* begin Input material *

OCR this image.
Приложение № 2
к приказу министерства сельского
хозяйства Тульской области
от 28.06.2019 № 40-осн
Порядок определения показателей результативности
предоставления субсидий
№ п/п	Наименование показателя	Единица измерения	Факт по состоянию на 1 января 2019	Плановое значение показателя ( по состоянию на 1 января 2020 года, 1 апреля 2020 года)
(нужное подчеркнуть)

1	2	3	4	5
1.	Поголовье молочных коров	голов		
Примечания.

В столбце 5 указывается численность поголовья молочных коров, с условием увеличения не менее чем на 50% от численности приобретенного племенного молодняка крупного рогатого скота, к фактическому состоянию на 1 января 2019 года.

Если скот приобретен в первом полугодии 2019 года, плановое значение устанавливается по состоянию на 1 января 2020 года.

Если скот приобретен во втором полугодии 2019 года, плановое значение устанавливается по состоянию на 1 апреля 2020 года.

* end Input material *

● **Goal**
Transcribe the records above exactly as they appear.

● **Full response**
OCR this image.
Приложение № 2
к приказу министерства сельского
хозяйства Тульской области
от 28.06.2019 № 40-осн
Порядок определения показателей результативности
предоставления субсидий
№ п/п	Наименование показателя	Единица измерения	Факт по состоянию на 1 января 2019	Плановое значение показателя ( по состоянию на 1 января 2020 года, 1 апреля 2020 года)
(нужное подчеркнуть)

1	2	3	4	5
1.	Поголовье молочных коров	голов		
Примечания.

В столбце 5 указывается численность поголовья молочных коров, с условием увеличения не менее чем на 50% от численности приобретенного племенного молодняка крупного рогатого скота, к фактическому состоянию на 1 января 2019 года.

Если скот приобретен в первом полугодии 2019 года, плановое значение устанавливается по состоянию на 1 января 2020 года.

Если скот приобретен во втором полугодии 2019 года, плановое значение устанавливается по состоянию на 1 апреля 2020 года.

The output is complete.